## Task details
Copy each line that has the string "color" somewhere in it.

## Working data

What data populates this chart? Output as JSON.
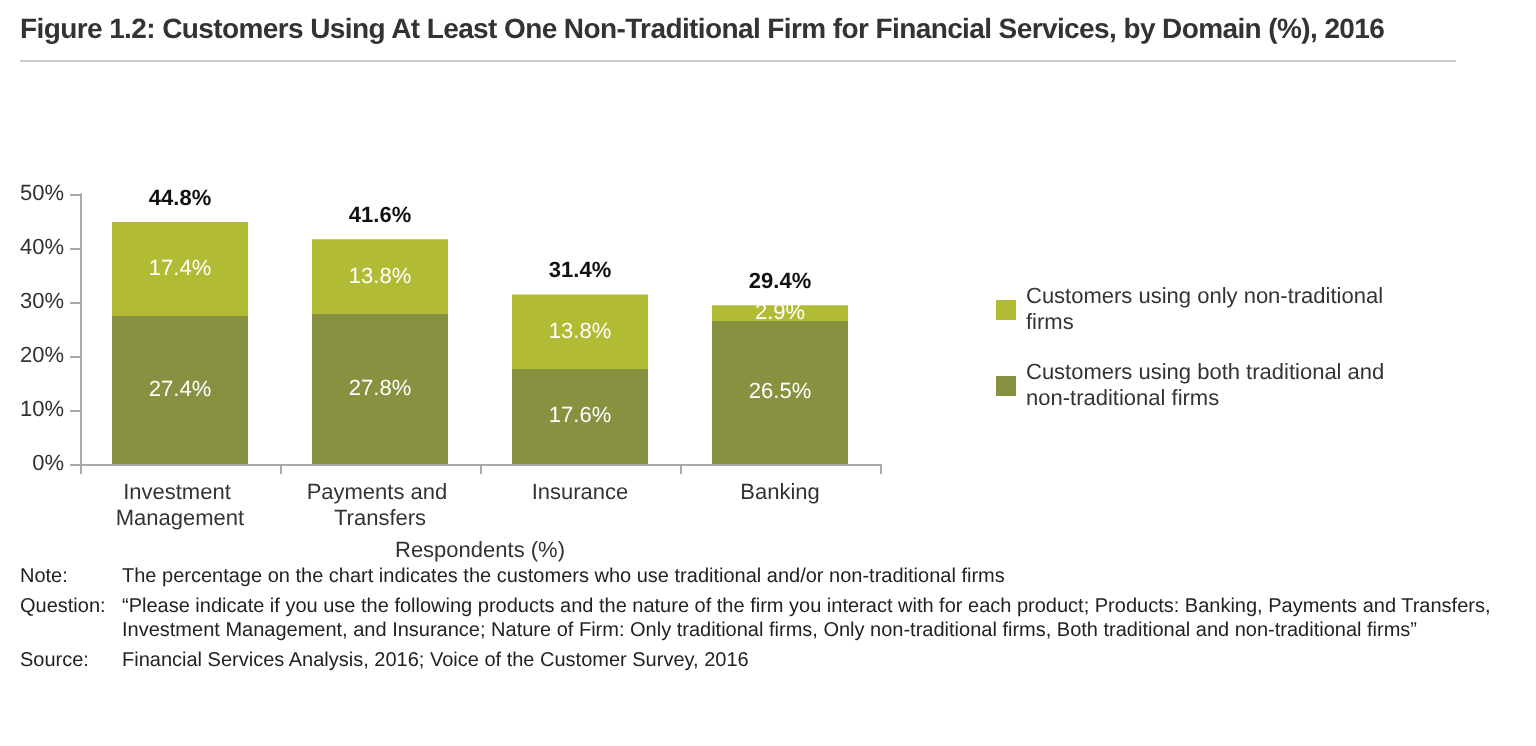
{
  "chart_data": {
    "type": "bar",
    "title": "Figure 1.2: Customers Using At Least One Non-Traditional Firm for Financial Services, by Domain (%), 2016",
    "xlabel": "Respondents (%)",
    "categories": [
      "Investment Management",
      "Payments and Transfers",
      "Insurance",
      "Banking"
    ],
    "stacked": true,
    "series": [
      {
        "name": "Customers using both traditional and non-traditional firms",
        "color": "#87913f",
        "values": [
          27.4,
          27.8,
          17.6,
          26.5
        ],
        "value_labels": [
          "27.4%",
          "27.8%",
          "17.6%",
          "26.5%"
        ]
      },
      {
        "name": "Customers using only non-traditional firms",
        "color": "#b1bb34",
        "values": [
          17.4,
          13.8,
          13.8,
          2.9
        ],
        "value_labels": [
          "17.4%",
          "13.8%",
          "13.8%",
          "2.9%"
        ]
      }
    ],
    "totals": [
      "44.8%",
      "41.6%",
      "31.4%",
      "29.4%"
    ],
    "ylim": [
      0,
      50
    ],
    "yticks": [
      {
        "value": 0,
        "label": "0%"
      },
      {
        "value": 10,
        "label": "10%"
      },
      {
        "value": 20,
        "label": "20%"
      },
      {
        "value": 30,
        "label": "30%"
      },
      {
        "value": 40,
        "label": "40%"
      },
      {
        "value": 50,
        "label": "50%"
      }
    ],
    "grid": false,
    "legend": "right",
    "annotations": [
      "Note: The percentage on the chart indicates the customers who use traditional and/or non-traditional firms",
      "Question: “Please indicate if you use the following products and the nature of the firm you interact with for each product; Products: Banking, Payments and Transfers, Investment Management, and Insurance; Nature of Firm: Only traditional firms, Only non-traditional firms, Both traditional and non-traditional firms”",
      "Source: Financial Services Analysis, 2016; Voice of the Customer Survey, 2016"
    ]
  }
}
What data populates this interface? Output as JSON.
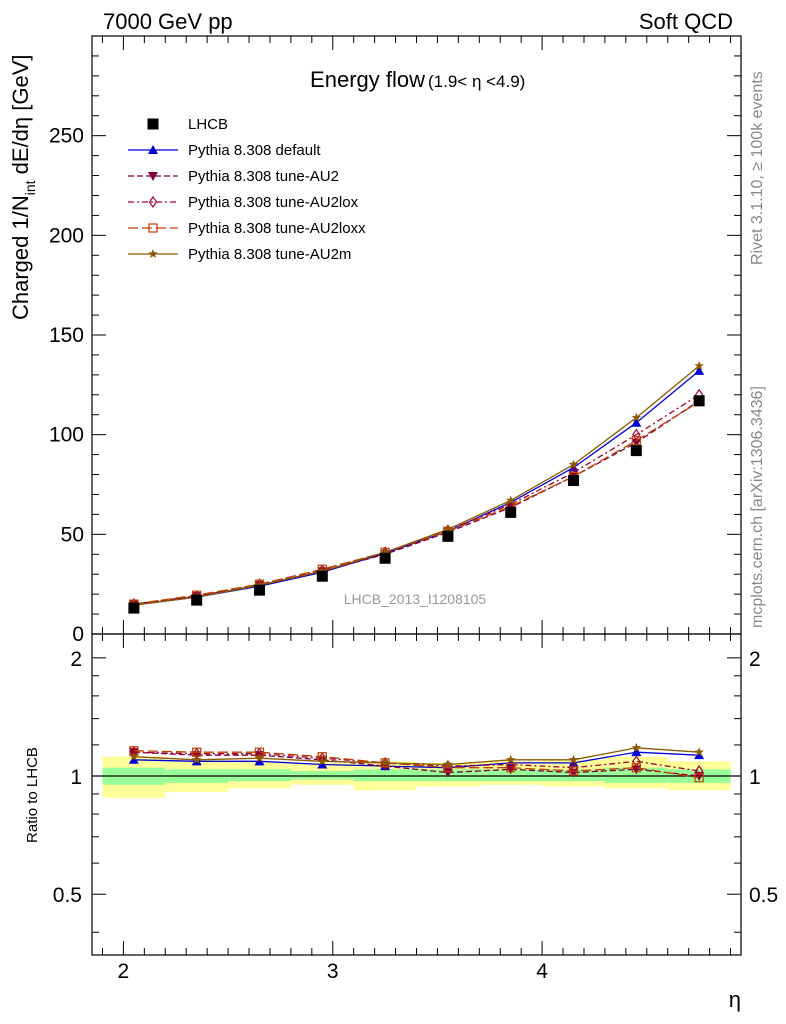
{
  "header": {
    "left": "7000 GeV pp",
    "right": "Soft QCD"
  },
  "side_labels": {
    "rivet": "Rivet 3.1.10, ≥ 100k events",
    "mcplots": "mcplots.cern.ch [arXiv:1306.3436]"
  },
  "watermark": "LHCB_2013_I1208105",
  "chart_data": [
    {
      "type": "line",
      "panel": "main",
      "title": "Energy flow",
      "title_suffix": "(1.9< η <4.9)",
      "ylabel": "Charged 1/N_int dE/dη [GeV]",
      "ylabel_parts": {
        "main": "Charged 1/N",
        "sub": "int",
        "rest": " dE/dη [GeV]"
      },
      "xlabel": "η",
      "xlim": [
        1.85,
        4.95
      ],
      "ylim": [
        0,
        300
      ],
      "yticks": [
        0,
        50,
        100,
        150,
        200,
        250
      ],
      "xticks": [
        2,
        3,
        4
      ],
      "grid": false,
      "legend_position": "top-left",
      "x": [
        2.05,
        2.35,
        2.65,
        2.95,
        3.25,
        3.55,
        3.85,
        4.15,
        4.45,
        4.75
      ],
      "data": {
        "name": "LHCB",
        "values": [
          13,
          17,
          22,
          29,
          38,
          49,
          61,
          77,
          92,
          117
        ],
        "bins": [
          [
            1.9,
            2.2
          ],
          [
            2.2,
            2.5
          ],
          [
            2.5,
            2.8
          ],
          [
            2.8,
            3.1
          ],
          [
            3.1,
            3.4
          ],
          [
            3.4,
            3.7
          ],
          [
            3.7,
            4.0
          ],
          [
            4.0,
            4.3
          ],
          [
            4.3,
            4.6
          ],
          [
            4.6,
            4.9
          ]
        ]
      },
      "series": [
        {
          "name": "Pythia 8.308 default",
          "color": "#0000dd",
          "marker": "triangle-up",
          "dash": "solid",
          "values": [
            14.5,
            18.5,
            24.0,
            31.0,
            40.5,
            51.5,
            66.0,
            83.5,
            106.0,
            132.0
          ]
        },
        {
          "name": "Pythia 8.308 tune-AU2",
          "color": "#800040",
          "marker": "triangle-down",
          "dash": "dashed",
          "values": [
            15.0,
            19.0,
            24.5,
            31.5,
            40.0,
            51.0,
            63.5,
            79.0,
            96.0,
            117.0
          ]
        },
        {
          "name": "Pythia 8.308 tune-AU2lox",
          "color": "#a00030",
          "marker": "diamond-open",
          "dash": "dashdot",
          "values": [
            15.0,
            19.0,
            25.0,
            32.0,
            41.0,
            52.0,
            65.0,
            81.0,
            100.0,
            120.0
          ]
        },
        {
          "name": "Pythia 8.308 tune-AU2loxx",
          "color": "#c04000",
          "marker": "square-open",
          "dash": "longdash",
          "values": [
            15.0,
            19.5,
            25.0,
            32.5,
            41.0,
            51.5,
            64.0,
            79.0,
            97.0,
            116.5
          ]
        },
        {
          "name": "Pythia 8.308 tune-AU2m",
          "color": "#8b5a00",
          "marker": "star",
          "dash": "solid",
          "values": [
            14.5,
            18.5,
            24.5,
            31.5,
            41.0,
            52.5,
            67.0,
            85.0,
            108.5,
            134.5
          ]
        }
      ]
    },
    {
      "type": "line",
      "panel": "ratio",
      "ylabel": "Ratio to LHCB",
      "xlabel": "η",
      "xlim": [
        1.85,
        4.95
      ],
      "ylim": [
        0.35,
        2.3
      ],
      "yticks": [
        0.5,
        1,
        2
      ],
      "ytick_labels": [
        "0.5",
        "1",
        "2"
      ],
      "xticks": [
        2,
        3,
        4
      ],
      "xtick_labels": [
        "2",
        "3",
        "4"
      ],
      "log_scale_y": true,
      "reference_line": 1,
      "bands": {
        "yellow": {
          "color": "#ffff99",
          "lower": [
            0.88,
            0.91,
            0.93,
            0.95,
            0.92,
            0.94,
            0.95,
            0.94,
            0.93,
            0.92
          ],
          "upper": [
            1.12,
            1.1,
            1.09,
            1.08,
            1.09,
            1.08,
            1.09,
            1.1,
            1.12,
            1.09
          ]
        },
        "green": {
          "color": "#99ff99",
          "lower": [
            0.95,
            0.96,
            0.97,
            0.98,
            0.97,
            0.97,
            0.97,
            0.97,
            0.96,
            0.96
          ],
          "upper": [
            1.05,
            1.04,
            1.04,
            1.03,
            1.04,
            1.04,
            1.04,
            1.04,
            1.05,
            1.04
          ]
        }
      },
      "x": [
        2.05,
        2.35,
        2.65,
        2.95,
        3.25,
        3.55,
        3.85,
        4.15,
        4.45,
        4.75
      ],
      "series": [
        {
          "name": "Pythia 8.308 default",
          "values": [
            1.1,
            1.09,
            1.09,
            1.07,
            1.06,
            1.05,
            1.08,
            1.08,
            1.15,
            1.13
          ]
        },
        {
          "name": "Pythia 8.308 tune-AU2",
          "values": [
            1.15,
            1.13,
            1.13,
            1.1,
            1.06,
            1.02,
            1.04,
            1.02,
            1.04,
            1.0
          ]
        },
        {
          "name": "Pythia 8.308 tune-AU2lox",
          "values": [
            1.15,
            1.14,
            1.14,
            1.11,
            1.08,
            1.06,
            1.07,
            1.05,
            1.09,
            1.03
          ]
        },
        {
          "name": "Pythia 8.308 tune-AU2loxx",
          "values": [
            1.16,
            1.15,
            1.15,
            1.12,
            1.08,
            1.05,
            1.05,
            1.03,
            1.05,
            0.99
          ]
        },
        {
          "name": "Pythia 8.308 tune-AU2m",
          "values": [
            1.12,
            1.1,
            1.11,
            1.09,
            1.08,
            1.07,
            1.1,
            1.1,
            1.18,
            1.15
          ]
        }
      ]
    }
  ]
}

## Completed exercise
        "color": "#87913f",
        "color": "#b1bb34",
          "color": "#0000dd",
          "color": "#800040",
          "color": "#a00030",
          "color": "#c04000",
          "color": "#8b5a00",
          "color": "#ffff99",
          "color": "#99ff99",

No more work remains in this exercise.